Copy the data exactly as it appears, and do not include any pictures.
^^^^
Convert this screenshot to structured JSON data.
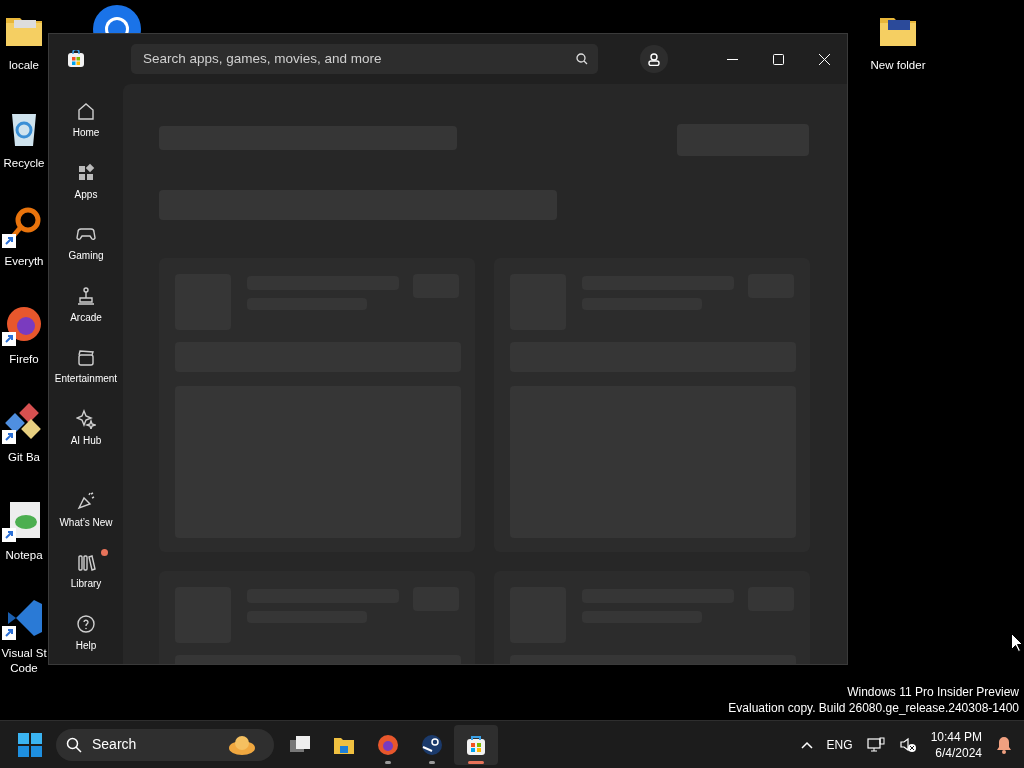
{
  "desktop": {
    "icons": [
      {
        "label": "locale",
        "shortcut": false
      },
      {
        "label": "Recycle",
        "shortcut": false
      },
      {
        "label": "Everyth",
        "shortcut": true
      },
      {
        "label": "Firefo",
        "shortcut": true
      },
      {
        "label": "Git Ba",
        "shortcut": true
      },
      {
        "label": "Notepa",
        "shortcut": true
      },
      {
        "label": "Visual St\nCode",
        "shortcut": true
      }
    ],
    "right_icons": [
      {
        "label": "New folder",
        "shortcut": false
      }
    ],
    "watermark": [
      "Windows 11 Pro Insider Preview",
      "Evaluation copy. Build 26080.ge_release.240308-1400"
    ]
  },
  "window": {
    "search": {
      "placeholder": "Search apps, games, movies, and more"
    },
    "sidebar": {
      "items": [
        {
          "label": "Home",
          "notification": false
        },
        {
          "label": "Apps",
          "notification": false
        },
        {
          "label": "Gaming",
          "notification": false
        },
        {
          "label": "Arcade",
          "notification": false
        },
        {
          "label": "Entertainment",
          "notification": false
        },
        {
          "label": "AI Hub",
          "notification": false
        }
      ],
      "footer_items": [
        {
          "label": "What’s New",
          "notification": false
        },
        {
          "label": "Library",
          "notification": true
        },
        {
          "label": "Help",
          "notification": false
        }
      ]
    }
  },
  "taskbar": {
    "search": {
      "placeholder": "Search"
    },
    "apps": [
      {
        "running": false,
        "active": false
      },
      {
        "running": false,
        "active": false
      },
      {
        "running": true,
        "active": false
      },
      {
        "running": true,
        "active": false
      },
      {
        "running": true,
        "active": true
      }
    ],
    "tray": {
      "language": "ENG",
      "time": "10:44 PM",
      "date": "6/4/2024"
    }
  }
}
^^^^
:: RESULT ::
Convert this screenshot to structured JSON data.
{
  "desktop": {
    "icons": [
      {
        "label": "locale",
        "shortcut": false
      },
      {
        "label": "Recycle",
        "shortcut": false
      },
      {
        "label": "Everyth",
        "shortcut": true
      },
      {
        "label": "Firefo",
        "shortcut": true
      },
      {
        "label": "Git Ba",
        "shortcut": true
      },
      {
        "label": "Notepa",
        "shortcut": true
      },
      {
        "label": "Visual St\nCode",
        "shortcut": true
      }
    ],
    "right_icons": [
      {
        "label": "New folder",
        "shortcut": false
      }
    ],
    "watermark": [
      "Windows 11 Pro Insider Preview",
      "Evaluation copy. Build 26080.ge_release.240308-1400"
    ]
  },
  "window": {
    "search": {
      "placeholder": "Search apps, games, movies, and more"
    },
    "sidebar": {
      "items": [
        {
          "label": "Home",
          "notification": false
        },
        {
          "label": "Apps",
          "notification": false
        },
        {
          "label": "Gaming",
          "notification": false
        },
        {
          "label": "Arcade",
          "notification": false
        },
        {
          "label": "Entertainment",
          "notification": false
        },
        {
          "label": "AI Hub",
          "notification": false
        }
      ],
      "footer_items": [
        {
          "label": "What’s New",
          "notification": false
        },
        {
          "label": "Library",
          "notification": true
        },
        {
          "label": "Help",
          "notification": false
        }
      ]
    }
  },
  "taskbar": {
    "search": {
      "placeholder": "Search"
    },
    "apps": [
      {
        "running": false,
        "active": false
      },
      {
        "running": false,
        "active": false
      },
      {
        "running": true,
        "active": false
      },
      {
        "running": true,
        "active": false
      },
      {
        "running": true,
        "active": true
      }
    ],
    "tray": {
      "language": "ENG",
      "time": "10:44 PM",
      "date": "6/4/2024"
    }
  }
}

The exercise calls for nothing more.